▶ _WHAT YOU HAVE TO DO_: The data below is to be returned in full and exactly.

▶ _INFORMATION GIVEN_:
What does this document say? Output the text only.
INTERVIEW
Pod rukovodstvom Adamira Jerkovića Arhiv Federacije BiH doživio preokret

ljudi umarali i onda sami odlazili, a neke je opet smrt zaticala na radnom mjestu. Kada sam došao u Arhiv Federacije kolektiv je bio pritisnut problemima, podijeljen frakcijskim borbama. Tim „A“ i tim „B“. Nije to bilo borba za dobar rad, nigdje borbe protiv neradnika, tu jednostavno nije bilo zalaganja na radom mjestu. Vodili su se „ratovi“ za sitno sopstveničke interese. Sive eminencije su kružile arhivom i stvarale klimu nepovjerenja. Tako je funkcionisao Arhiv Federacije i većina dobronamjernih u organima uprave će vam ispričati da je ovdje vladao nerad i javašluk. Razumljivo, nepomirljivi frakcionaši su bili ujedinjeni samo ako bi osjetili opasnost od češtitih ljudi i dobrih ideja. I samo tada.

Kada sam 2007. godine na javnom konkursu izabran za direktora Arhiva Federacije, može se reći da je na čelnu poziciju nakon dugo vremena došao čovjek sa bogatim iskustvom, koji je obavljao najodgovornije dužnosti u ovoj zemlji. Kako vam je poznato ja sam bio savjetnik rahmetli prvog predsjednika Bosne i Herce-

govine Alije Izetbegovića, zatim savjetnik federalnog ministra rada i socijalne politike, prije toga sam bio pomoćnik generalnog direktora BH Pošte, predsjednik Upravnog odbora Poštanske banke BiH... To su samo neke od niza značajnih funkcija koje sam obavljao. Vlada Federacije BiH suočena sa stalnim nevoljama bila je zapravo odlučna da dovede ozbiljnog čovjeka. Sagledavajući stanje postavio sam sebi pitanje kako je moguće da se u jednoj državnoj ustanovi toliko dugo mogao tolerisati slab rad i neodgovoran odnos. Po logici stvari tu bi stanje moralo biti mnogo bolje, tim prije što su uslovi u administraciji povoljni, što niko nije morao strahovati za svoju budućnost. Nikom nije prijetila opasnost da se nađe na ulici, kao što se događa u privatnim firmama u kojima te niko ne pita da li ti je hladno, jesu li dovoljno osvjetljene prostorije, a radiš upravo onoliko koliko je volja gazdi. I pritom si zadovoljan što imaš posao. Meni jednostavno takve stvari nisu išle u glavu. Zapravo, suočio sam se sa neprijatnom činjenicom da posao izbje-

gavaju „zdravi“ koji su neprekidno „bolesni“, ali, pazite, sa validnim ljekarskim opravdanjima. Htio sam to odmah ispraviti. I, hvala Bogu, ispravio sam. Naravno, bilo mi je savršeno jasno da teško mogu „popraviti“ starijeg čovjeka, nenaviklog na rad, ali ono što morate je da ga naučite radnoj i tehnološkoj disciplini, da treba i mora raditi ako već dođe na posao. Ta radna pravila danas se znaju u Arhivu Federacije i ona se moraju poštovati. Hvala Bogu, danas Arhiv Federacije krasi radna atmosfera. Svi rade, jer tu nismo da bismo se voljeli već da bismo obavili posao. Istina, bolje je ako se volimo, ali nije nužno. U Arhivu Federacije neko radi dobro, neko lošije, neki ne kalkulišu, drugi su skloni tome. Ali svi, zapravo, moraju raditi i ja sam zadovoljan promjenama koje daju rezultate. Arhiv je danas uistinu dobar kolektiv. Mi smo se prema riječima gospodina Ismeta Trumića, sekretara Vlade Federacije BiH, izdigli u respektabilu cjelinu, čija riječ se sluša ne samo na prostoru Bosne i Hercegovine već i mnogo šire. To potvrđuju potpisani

▶ _RESPONSE FOR THIS EXERCISE_:
What does this document say? Output the text only.
INTERVIEW
Pod rukovodstvom Adamira Jerkovića Arhiv Federacije BiH doživio preokret

ljudi umarali i onda sami odlazili, a neke je opet smrt zaticala na radnom mjestu. Kada sam došao u Arhiv Federacije kolektiv je bio pritisnut problemima, podijeljen frakcijskim borbama. Tim „A“ i tim „B“. Nije to bilo borba za dobar rad, nigdje borbe protiv neradnika, tu jednostavno nije bilo zalaganja na radom mjestu. Vodili su se „ratovi“ za sitno sopstveničke interese. Sive eminencije su kružile arhivom i stvarale klimu nepovjerenja. Tako je funkcionisao Arhiv Federacije i većina dobronamjernih u organima uprave će vam ispričati da je ovdje vladao nerad i javašluk. Razumljivo, nepomirljivi frakcionaši su bili ujedinjeni samo ako bi osjetili opasnost od češtitih ljudi i dobrih ideja. I samo tada.

Kada sam 2007. godine na javnom konkursu izabran za direktora Arhiva Federacije, može se reći da je na čelnu poziciju nakon dugo vremena došao čovjek sa bogatim iskustvom, koji je obavljao najodgovornije dužnosti u ovoj zemlji. Kako vam je poznato ja sam bio savjetnik rahmetli prvog predsjednika Bosne i Herce-

govine Alije Izetbegovića, zatim savjetnik federalnog ministra rada i socijalne politike, prije toga sam bio pomoćnik generalnog direktora BH Pošte, predsjednik Upravnog odbora Poštanske banke BiH... To su samo neke od niza značajnih funkcija koje sam obavljao. Vlada Federacije BiH suočena sa stalnim nevoljama bila je zapravo odlučna da dovede ozbiljnog čovjeka. Sagledavajući stanje postavio sam sebi pitanje kako je moguće da se u jednoj državnoj ustanovi toliko dugo mogao tolerisati slab rad i neodgovoran odnos. Po logici stvari tu bi stanje moralo biti mnogo bolje, tim prije što su uslovi u administraciji povoljni, što niko nije morao strahovati za svoju budućnost. Nikom nije prijetila opasnost da se nađe na ulici, kao što se događa u privatnim firmama u kojima te niko ne pita da li ti je hladno, jesu li dovoljno osvjetljene prostorije, a radiš upravo onoliko koliko je volja gazdi. I pritom si zadovoljan što imaš posao. Meni jednostavno takve stvari nisu išle u glavu. Zapravo, suočio sam se sa neprijatnom činjenicom da posao izbje-

gavaju „zdravi“ koji su neprekidno „bolesni“, ali, pazite, sa validnim ljekarskim opravdanjima. Htio sam to odmah ispraviti. I, hvala Bogu, ispravio sam. Naravno, bilo mi je savršeno jasno da teško mogu „popraviti“ starijeg čovjeka, nenaviklog na rad, ali ono što morate je da ga naučite radnoj i tehnološkoj disciplini, da treba i mora raditi ako već dođe na posao. Ta radna pravila danas se znaju u Arhivu Federacije i ona se moraju poštovati. Hvala Bogu, danas Arhiv Federacije krasi radna atmosfera. Svi rade, jer tu nismo da bismo se voljeli već da bismo obavili posao. Istina, bolje je ako se volimo, ali nije nužno. U Arhivu Federacije neko radi dobro, neko lošije, neki ne kalkulišu, drugi su skloni tome. Ali svi, zapravo, moraju raditi i ja sam zadovoljan promjenama koje daju rezultate. Arhiv je danas uistinu dobar kolektiv. Mi smo se prema riječima gospodina Ismeta Trumića, sekretara Vlade Federacije BiH, izdigli u respektabilu cjelinu, čija riječ se sluša ne samo na prostoru Bosne i Hercegovine već i mnogo šire. To potvrđuju potpisani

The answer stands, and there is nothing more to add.